> **Task objective**:
All of the entries need to be written out again, exactly as they are.

> **Dataset entries**:
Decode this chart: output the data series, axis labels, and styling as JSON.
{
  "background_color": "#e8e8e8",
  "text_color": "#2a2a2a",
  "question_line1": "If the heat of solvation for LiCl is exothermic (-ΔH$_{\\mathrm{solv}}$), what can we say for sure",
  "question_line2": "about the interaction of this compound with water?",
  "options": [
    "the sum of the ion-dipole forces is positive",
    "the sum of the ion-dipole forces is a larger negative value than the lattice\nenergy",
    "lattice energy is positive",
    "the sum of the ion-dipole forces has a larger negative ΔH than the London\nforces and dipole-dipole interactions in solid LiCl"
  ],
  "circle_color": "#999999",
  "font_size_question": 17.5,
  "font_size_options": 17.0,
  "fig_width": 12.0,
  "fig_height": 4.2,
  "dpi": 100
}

> **Correct response**:
Decode this chart: output the data series, axis labels, and styling as JSON.
{
  "background_color": "#e8e8e8",
  "text_color": "#2a2a2a",
  "question_line1": "If the heat of solvation for LiCl is exothermic (-ΔH$_{\\mathrm{solv}}$), what can we say for sure",
  "question_line2": "about the interaction of this compound with water?",
  "options": [
    "the sum of the ion-dipole forces is positive",
    "the sum of the ion-dipole forces is a larger negative value than the lattice\nenergy",
    "lattice energy is positive",
    "the sum of the ion-dipole forces has a larger negative ΔH than the London\nforces and dipole-dipole interactions in solid LiCl"
  ],
  "circle_color": "#999999",
  "font_size_question": 17.5,
  "font_size_options": 17.0,
  "fig_width": 12.0,
  "fig_height": 4.2,
  "dpi": 100
}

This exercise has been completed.